Set exercise.
Repeat each line word for word.

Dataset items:
↓↓↓

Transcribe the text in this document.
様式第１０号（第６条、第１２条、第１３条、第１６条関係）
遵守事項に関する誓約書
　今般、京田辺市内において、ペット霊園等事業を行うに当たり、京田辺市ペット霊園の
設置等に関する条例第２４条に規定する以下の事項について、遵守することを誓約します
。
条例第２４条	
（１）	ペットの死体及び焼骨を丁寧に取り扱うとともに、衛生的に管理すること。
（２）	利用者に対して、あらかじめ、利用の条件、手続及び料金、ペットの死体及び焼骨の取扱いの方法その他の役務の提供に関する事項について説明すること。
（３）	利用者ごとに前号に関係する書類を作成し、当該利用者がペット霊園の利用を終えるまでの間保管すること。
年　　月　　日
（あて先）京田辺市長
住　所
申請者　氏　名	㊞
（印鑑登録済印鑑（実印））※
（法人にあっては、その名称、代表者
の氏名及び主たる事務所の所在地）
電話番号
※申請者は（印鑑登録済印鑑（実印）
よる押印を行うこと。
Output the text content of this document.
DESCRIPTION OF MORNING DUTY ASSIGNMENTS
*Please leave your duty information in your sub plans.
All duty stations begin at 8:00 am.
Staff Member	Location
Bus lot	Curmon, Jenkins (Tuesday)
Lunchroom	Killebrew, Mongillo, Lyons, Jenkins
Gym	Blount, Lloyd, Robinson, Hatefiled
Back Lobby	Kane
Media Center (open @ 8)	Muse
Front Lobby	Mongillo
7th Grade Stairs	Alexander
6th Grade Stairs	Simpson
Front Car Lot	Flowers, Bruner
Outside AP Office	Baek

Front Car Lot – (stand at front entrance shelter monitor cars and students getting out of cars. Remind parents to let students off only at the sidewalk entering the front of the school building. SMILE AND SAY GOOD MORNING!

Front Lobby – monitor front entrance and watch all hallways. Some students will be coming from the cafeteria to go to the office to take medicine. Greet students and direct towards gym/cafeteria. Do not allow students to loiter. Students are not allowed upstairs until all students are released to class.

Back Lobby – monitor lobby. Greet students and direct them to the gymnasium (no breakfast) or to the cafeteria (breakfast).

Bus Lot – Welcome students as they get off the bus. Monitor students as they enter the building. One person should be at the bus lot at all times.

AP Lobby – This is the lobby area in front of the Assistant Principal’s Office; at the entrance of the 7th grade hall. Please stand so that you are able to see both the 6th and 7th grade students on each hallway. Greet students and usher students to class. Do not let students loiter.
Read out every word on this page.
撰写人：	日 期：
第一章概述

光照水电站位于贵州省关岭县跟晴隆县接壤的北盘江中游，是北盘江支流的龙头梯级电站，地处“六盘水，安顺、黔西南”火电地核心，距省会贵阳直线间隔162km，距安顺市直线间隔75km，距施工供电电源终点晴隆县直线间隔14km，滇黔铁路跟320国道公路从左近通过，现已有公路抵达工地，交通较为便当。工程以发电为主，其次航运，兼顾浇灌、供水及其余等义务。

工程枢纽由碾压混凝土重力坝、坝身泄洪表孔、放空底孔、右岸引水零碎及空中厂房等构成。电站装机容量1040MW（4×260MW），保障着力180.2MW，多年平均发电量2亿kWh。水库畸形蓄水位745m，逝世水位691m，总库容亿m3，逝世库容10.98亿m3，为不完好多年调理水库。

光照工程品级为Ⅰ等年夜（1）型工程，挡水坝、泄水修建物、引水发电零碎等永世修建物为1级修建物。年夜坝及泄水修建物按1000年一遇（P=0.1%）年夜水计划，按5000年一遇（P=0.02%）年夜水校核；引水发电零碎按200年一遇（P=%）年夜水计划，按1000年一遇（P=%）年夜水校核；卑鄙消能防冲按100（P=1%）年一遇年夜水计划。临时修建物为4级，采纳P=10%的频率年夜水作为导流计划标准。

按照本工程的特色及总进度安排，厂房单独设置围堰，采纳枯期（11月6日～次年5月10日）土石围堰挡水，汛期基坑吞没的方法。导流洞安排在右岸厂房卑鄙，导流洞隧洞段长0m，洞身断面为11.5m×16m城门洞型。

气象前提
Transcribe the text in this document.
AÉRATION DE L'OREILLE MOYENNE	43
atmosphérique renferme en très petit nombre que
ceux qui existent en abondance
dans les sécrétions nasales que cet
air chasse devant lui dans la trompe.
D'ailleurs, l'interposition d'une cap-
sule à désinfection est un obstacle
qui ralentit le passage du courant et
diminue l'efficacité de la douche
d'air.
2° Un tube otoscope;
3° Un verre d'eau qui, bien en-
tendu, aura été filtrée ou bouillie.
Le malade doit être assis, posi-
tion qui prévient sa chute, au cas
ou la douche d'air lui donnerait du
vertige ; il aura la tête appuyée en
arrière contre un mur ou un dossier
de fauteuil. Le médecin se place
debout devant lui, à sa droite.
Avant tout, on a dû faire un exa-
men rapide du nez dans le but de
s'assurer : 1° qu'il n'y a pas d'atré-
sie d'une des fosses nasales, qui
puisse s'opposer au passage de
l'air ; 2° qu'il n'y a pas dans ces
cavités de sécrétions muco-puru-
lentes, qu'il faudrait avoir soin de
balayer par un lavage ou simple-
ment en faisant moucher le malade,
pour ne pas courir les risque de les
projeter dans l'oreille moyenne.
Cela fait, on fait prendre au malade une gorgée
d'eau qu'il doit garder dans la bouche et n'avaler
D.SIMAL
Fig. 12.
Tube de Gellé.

↑↑↑

Output for this task.
Transcribe the text in this document.
様式第１０号（第６条、第１２条、第１３条、第１６条関係）
遵守事項に関する誓約書
　今般、京田辺市内において、ペット霊園等事業を行うに当たり、京田辺市ペット霊園の
設置等に関する条例第２４条に規定する以下の事項について、遵守することを誓約します
。
条例第２４条	
（１）	ペットの死体及び焼骨を丁寧に取り扱うとともに、衛生的に管理すること。
（２）	利用者に対して、あらかじめ、利用の条件、手続及び料金、ペットの死体及び焼骨の取扱いの方法その他の役務の提供に関する事項について説明すること。
（３）	利用者ごとに前号に関係する書類を作成し、当該利用者がペット霊園の利用を終えるまでの間保管すること。
年　　月　　日
（あて先）京田辺市長
住　所
申請者　氏　名	㊞
（印鑑登録済印鑑（実印））※
（法人にあっては、その名称、代表者
の氏名及び主たる事務所の所在地）
電話番号
※申請者は（印鑑登録済印鑑（実印）
よる押印を行うこと。
Output the text content of this document.
DESCRIPTION OF MORNING DUTY ASSIGNMENTS
*Please leave your duty information in your sub plans.
All duty stations begin at 8:00 am.
Staff Member	Location
Bus lot	Curmon, Jenkins (Tuesday)
Lunchroom	Killebrew, Mongillo, Lyons, Jenkins
Gym	Blount, Lloyd, Robinson, Hatefiled
Back Lobby	Kane
Media Center (open @ 8)	Muse
Front Lobby	Mongillo
7th Grade Stairs	Alexander
6th Grade Stairs	Simpson
Front Car Lot	Flowers, Bruner
Outside AP Office	Baek

Front Car Lot – (stand at front entrance shelter monitor cars and students getting out of cars. Remind parents to let students off only at the sidewalk entering the front of the school building. SMILE AND SAY GOOD MORNING!

Front Lobby – monitor front entrance and watch all hallways. Some students will be coming from the cafeteria to go to the office to take medicine. Greet students and direct towards gym/cafeteria. Do not allow students to loiter. Students are not allowed upstairs until all students are released to class.

Back Lobby – monitor lobby. Greet students and direct them to the gymnasium (no breakfast) or to the cafeteria (breakfast).

Bus Lot – Welcome students as they get off the bus. Monitor students as they enter the building. One person should be at the bus lot at all times.

AP Lobby – This is the lobby area in front of the Assistant Principal’s Office; at the entrance of the 7th grade hall. Please stand so that you are able to see both the 6th and 7th grade students on each hallway. Greet students and usher students to class. Do not let students loiter.
Read out every word on this page.
撰写人：	日 期：
第一章概述

光照水电站位于贵州省关岭县跟晴隆县接壤的北盘江中游，是北盘江支流的龙头梯级电站，地处“六盘水，安顺、黔西南”火电地核心，距省会贵阳直线间隔162km，距安顺市直线间隔75km，距施工供电电源终点晴隆县直线间隔14km，滇黔铁路跟320国道公路从左近通过，现已有公路抵达工地，交通较为便当。工程以发电为主，其次航运，兼顾浇灌、供水及其余等义务。

工程枢纽由碾压混凝土重力坝、坝身泄洪表孔、放空底孔、右岸引水零碎及空中厂房等构成。电站装机容量1040MW（4×260MW），保障着力180.2MW，多年平均发电量2亿kWh。水库畸形蓄水位745m，逝世水位691m，总库容亿m3，逝世库容10.98亿m3，为不完好多年调理水库。

光照工程品级为Ⅰ等年夜（1）型工程，挡水坝、泄水修建物、引水发电零碎等永世修建物为1级修建物。年夜坝及泄水修建物按1000年一遇（P=0.1%）年夜水计划，按5000年一遇（P=0.02%）年夜水校核；引水发电零碎按200年一遇（P=%）年夜水计划，按1000年一遇（P=%）年夜水校核；卑鄙消能防冲按100（P=1%）年一遇年夜水计划。临时修建物为4级，采纳P=10%的频率年夜水作为导流计划标准。

按照本工程的特色及总进度安排，厂房单独设置围堰，采纳枯期（11月6日～次年5月10日）土石围堰挡水，汛期基坑吞没的方法。导流洞安排在右岸厂房卑鄙，导流洞隧洞段长0m，洞身断面为11.5m×16m城门洞型。

气象前提
Transcribe the text in this document.
AÉRATION DE L'OREILLE MOYENNE	43
atmosphérique renferme en très petit nombre que
ceux qui existent en abondance
dans les sécrétions nasales que cet
air chasse devant lui dans la trompe.
D'ailleurs, l'interposition d'une cap-
sule à désinfection est un obstacle
qui ralentit le passage du courant et
diminue l'efficacité de la douche
d'air.
2° Un tube otoscope;
3° Un verre d'eau qui, bien en-
tendu, aura été filtrée ou bouillie.
Le malade doit être assis, posi-
tion qui prévient sa chute, au cas
ou la douche d'air lui donnerait du
vertige ; il aura la tête appuyée en
arrière contre un mur ou un dossier
de fauteuil. Le médecin se place
debout devant lui, à sa droite.
Avant tout, on a dû faire un exa-
men rapide du nez dans le but de
s'assurer : 1° qu'il n'y a pas d'atré-
sie d'une des fosses nasales, qui
puisse s'opposer au passage de
l'air ; 2° qu'il n'y a pas dans ces
cavités de sécrétions muco-puru-
lentes, qu'il faudrait avoir soin de
balayer par un lavage ou simple-
ment en faisant moucher le malade,
pour ne pas courir les risque de les
projeter dans l'oreille moyenne.
Cela fait, on fait prendre au malade une gorgée
d'eau qu'il doit garder dans la bouche et n'avaler
D.SIMAL
Fig. 12.
Tube de Gellé.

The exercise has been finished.